BEGIN

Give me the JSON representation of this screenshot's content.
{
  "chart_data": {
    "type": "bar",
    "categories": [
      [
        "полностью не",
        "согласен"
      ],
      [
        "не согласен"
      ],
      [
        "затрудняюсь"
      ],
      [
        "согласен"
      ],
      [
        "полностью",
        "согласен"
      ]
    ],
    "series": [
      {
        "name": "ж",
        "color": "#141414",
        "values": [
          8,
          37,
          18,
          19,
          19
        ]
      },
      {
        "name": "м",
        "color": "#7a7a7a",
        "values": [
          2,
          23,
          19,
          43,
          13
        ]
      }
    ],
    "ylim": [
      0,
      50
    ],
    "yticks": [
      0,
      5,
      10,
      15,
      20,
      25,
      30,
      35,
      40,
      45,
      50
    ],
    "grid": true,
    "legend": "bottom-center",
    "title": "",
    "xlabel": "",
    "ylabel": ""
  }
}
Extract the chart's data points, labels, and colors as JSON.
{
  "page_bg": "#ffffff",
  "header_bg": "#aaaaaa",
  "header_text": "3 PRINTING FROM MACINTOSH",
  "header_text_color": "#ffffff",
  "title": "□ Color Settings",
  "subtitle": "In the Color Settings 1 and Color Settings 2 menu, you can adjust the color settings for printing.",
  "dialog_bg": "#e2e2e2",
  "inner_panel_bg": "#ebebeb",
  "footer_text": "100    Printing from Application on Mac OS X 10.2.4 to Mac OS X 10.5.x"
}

END

GIVEN REQUEST
Transcribe exactly, and only, the lines from the one bearing "Extract the chart's" through the last line of the entries, counting both.

ANSWER FOR THE TASK
Extract the chart's data points, labels, and colors as JSON.
{
  "page_bg": "#ffffff",
  "header_bg": "#aaaaaa",
  "header_text": "3 PRINTING FROM MACINTOSH",
  "header_text_color": "#ffffff",
  "title": "□ Color Settings",
  "subtitle": "In the Color Settings 1 and Color Settings 2 menu, you can adjust the color settings for printing.",
  "dialog_bg": "#e2e2e2",
  "inner_panel_bg": "#ebebeb",
  "footer_text": "100    Printing from Application on Mac OS X 10.2.4 to Mac OS X 10.5.x"
}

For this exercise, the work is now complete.